> [The input]:
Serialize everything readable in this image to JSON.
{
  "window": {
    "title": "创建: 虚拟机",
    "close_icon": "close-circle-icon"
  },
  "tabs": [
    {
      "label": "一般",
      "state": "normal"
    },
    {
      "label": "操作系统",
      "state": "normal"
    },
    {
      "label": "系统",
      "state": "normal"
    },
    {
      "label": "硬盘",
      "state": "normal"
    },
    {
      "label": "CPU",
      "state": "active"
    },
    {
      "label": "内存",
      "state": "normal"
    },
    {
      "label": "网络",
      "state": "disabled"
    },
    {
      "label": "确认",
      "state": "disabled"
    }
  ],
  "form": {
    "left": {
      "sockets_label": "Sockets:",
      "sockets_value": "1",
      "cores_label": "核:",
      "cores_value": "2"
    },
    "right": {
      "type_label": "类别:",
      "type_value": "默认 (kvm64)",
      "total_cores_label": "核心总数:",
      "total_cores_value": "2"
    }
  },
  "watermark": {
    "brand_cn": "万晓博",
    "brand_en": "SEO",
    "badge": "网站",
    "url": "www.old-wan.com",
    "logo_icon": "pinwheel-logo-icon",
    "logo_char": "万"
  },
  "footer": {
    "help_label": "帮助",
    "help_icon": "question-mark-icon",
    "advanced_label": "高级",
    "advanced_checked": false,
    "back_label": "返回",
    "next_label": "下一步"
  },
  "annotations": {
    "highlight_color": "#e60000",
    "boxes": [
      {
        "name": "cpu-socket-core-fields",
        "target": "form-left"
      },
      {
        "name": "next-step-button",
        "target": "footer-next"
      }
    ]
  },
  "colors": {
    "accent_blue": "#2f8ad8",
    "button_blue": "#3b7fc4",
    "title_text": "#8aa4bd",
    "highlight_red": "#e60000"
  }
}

> [Given instruction]: Please reproduce all of the entries exactly as they stand.

> [Full solution]:
Serialize everything readable in this image to JSON.
{
  "window": {
    "title": "创建: 虚拟机",
    "close_icon": "close-circle-icon"
  },
  "tabs": [
    {
      "label": "一般",
      "state": "normal"
    },
    {
      "label": "操作系统",
      "state": "normal"
    },
    {
      "label": "系统",
      "state": "normal"
    },
    {
      "label": "硬盘",
      "state": "normal"
    },
    {
      "label": "CPU",
      "state": "active"
    },
    {
      "label": "内存",
      "state": "normal"
    },
    {
      "label": "网络",
      "state": "disabled"
    },
    {
      "label": "确认",
      "state": "disabled"
    }
  ],
  "form": {
    "left": {
      "sockets_label": "Sockets:",
      "sockets_value": "1",
      "cores_label": "核:",
      "cores_value": "2"
    },
    "right": {
      "type_label": "类别:",
      "type_value": "默认 (kvm64)",
      "total_cores_label": "核心总数:",
      "total_cores_value": "2"
    }
  },
  "watermark": {
    "brand_cn": "万晓博",
    "brand_en": "SEO",
    "badge": "网站",
    "url": "www.old-wan.com",
    "logo_icon": "pinwheel-logo-icon",
    "logo_char": "万"
  },
  "footer": {
    "help_label": "帮助",
    "help_icon": "question-mark-icon",
    "advanced_label": "高级",
    "advanced_checked": false,
    "back_label": "返回",
    "next_label": "下一步"
  },
  "annotations": {
    "highlight_color": "#e60000",
    "boxes": [
      {
        "name": "cpu-socket-core-fields",
        "target": "form-left"
      },
      {
        "name": "next-step-button",
        "target": "footer-next"
      }
    ]
  },
  "colors": {
    "accent_blue": "#2f8ad8",
    "button_blue": "#3b7fc4",
    "title_text": "#8aa4bd",
    "highlight_red": "#e60000"
  }
}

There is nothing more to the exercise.